(Collection entries)
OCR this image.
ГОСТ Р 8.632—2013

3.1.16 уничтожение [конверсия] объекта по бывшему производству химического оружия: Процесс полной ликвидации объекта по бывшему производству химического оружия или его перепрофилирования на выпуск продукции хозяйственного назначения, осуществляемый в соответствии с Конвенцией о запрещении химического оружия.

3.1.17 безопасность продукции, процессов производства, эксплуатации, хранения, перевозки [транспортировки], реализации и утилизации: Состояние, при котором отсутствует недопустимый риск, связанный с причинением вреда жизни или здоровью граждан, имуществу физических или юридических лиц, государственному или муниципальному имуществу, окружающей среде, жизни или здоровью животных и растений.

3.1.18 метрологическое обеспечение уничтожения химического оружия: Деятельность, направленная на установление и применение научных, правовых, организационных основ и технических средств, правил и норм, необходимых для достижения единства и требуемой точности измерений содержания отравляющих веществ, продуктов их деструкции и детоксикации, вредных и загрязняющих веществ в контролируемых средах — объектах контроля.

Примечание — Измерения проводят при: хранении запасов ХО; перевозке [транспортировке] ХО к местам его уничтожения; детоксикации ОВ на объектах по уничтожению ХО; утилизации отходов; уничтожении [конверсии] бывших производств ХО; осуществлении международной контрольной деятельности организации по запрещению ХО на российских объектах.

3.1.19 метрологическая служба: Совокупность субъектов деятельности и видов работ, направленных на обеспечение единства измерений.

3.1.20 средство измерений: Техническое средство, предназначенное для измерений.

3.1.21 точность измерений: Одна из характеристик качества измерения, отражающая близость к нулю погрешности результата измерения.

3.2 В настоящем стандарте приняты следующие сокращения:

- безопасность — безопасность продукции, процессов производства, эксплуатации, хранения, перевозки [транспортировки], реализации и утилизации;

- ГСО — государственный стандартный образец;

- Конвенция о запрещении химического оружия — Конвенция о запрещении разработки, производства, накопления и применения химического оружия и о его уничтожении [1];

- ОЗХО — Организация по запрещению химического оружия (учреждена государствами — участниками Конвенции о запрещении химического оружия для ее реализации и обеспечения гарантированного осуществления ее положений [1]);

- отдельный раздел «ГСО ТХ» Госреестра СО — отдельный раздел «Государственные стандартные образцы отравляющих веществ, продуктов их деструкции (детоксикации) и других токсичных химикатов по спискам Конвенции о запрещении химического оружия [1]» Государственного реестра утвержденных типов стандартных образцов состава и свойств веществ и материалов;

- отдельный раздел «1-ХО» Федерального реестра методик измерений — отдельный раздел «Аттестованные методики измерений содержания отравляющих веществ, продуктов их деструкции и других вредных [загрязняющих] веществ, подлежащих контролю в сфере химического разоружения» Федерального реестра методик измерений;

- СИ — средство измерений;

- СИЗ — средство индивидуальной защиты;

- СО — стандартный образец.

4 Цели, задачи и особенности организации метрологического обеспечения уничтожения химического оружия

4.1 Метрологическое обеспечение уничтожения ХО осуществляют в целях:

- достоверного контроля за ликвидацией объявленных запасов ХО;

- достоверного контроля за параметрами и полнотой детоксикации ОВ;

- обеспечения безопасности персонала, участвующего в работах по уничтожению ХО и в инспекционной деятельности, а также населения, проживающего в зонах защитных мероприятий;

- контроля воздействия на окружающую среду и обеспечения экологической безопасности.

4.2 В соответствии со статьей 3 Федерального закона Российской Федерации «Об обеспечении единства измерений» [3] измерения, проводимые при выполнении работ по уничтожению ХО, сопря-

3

→ DESCRIPTION OF THE TASK:
Repeat the entries shown above, every one, word for word.

→ COMPLETED EXERCISE:
OCR this image.
ГОСТ Р 8.632—2013

3.1.16 уничтожение [конверсия] объекта по бывшему производству химического оружия: Процесс полной ликвидации объекта по бывшему производству химического оружия или его перепрофилирования на выпуск продукции хозяйственного назначения, осуществляемый в соответствии с Конвенцией о запрещении химического оружия.

3.1.17 безопасность продукции, процессов производства, эксплуатации, хранения, перевозки [транспортировки], реализации и утилизации: Состояние, при котором отсутствует недопустимый риск, связанный с причинением вреда жизни или здоровью граждан, имуществу физических или юридических лиц, государственному или муниципальному имуществу, окружающей среде, жизни или здоровью животных и растений.

3.1.18 метрологическое обеспечение уничтожения химического оружия: Деятельность, направленная на установление и применение научных, правовых, организационных основ и технических средств, правил и норм, необходимых для достижения единства и требуемой точности измерений содержания отравляющих веществ, продуктов их деструкции и детоксикации, вредных и загрязняющих веществ в контролируемых средах — объектах контроля.

Примечание — Измерения проводят при: хранении запасов ХО; перевозке [транспортировке] ХО к местам его уничтожения; детоксикации ОВ на объектах по уничтожению ХО; утилизации отходов; уничтожении [конверсии] бывших производств ХО; осуществлении международной контрольной деятельности организации по запрещению ХО на российских объектах.

3.1.19 метрологическая служба: Совокупность субъектов деятельности и видов работ, направленных на обеспечение единства измерений.

3.1.20 средство измерений: Техническое средство, предназначенное для измерений.

3.1.21 точность измерений: Одна из характеристик качества измерения, отражающая близость к нулю погрешности результата измерения.

3.2 В настоящем стандарте приняты следующие сокращения:

- безопасность — безопасность продукции, процессов производства, эксплуатации, хранения, перевозки [транспортировки], реализации и утилизации;

- ГСО — государственный стандартный образец;

- Конвенция о запрещении химического оружия — Конвенция о запрещении разработки, производства, накопления и применения химического оружия и о его уничтожении [1];

- ОЗХО — Организация по запрещению химического оружия (учреждена государствами — участниками Конвенции о запрещении химического оружия для ее реализации и обеспечения гарантированного осуществления ее положений [1]);

- отдельный раздел «ГСО ТХ» Госреестра СО — отдельный раздел «Государственные стандартные образцы отравляющих веществ, продуктов их деструкции (детоксикации) и других токсичных химикатов по спискам Конвенции о запрещении химического оружия [1]» Государственного реестра утвержденных типов стандартных образцов состава и свойств веществ и материалов;

- отдельный раздел «1-ХО» Федерального реестра методик измерений — отдельный раздел «Аттестованные методики измерений содержания отравляющих веществ, продуктов их деструкции и других вредных [загрязняющих] веществ, подлежащих контролю в сфере химического разоружения» Федерального реестра методик измерений;

- СИ — средство измерений;

- СИЗ — средство индивидуальной защиты;

- СО — стандартный образец.

4 Цели, задачи и особенности организации метрологического обеспечения уничтожения химического оружия

4.1 Метрологическое обеспечение уничтожения ХО осуществляют в целях:

- достоверного контроля за ликвидацией объявленных запасов ХО;

- достоверного контроля за параметрами и полнотой детоксикации ОВ;

- обеспечения безопасности персонала, участвующего в работах по уничтожению ХО и в инспекционной деятельности, а также населения, проживающего в зонах защитных мероприятий;

- контроля воздействия на окружающую среду и обеспечения экологической безопасности.

4.2 В соответствии со статьей 3 Федерального закона Российской Федерации «Об обеспечении единства измерений» [3] измерения, проводимые при выполнении работ по уничтожению ХО, сопря-

3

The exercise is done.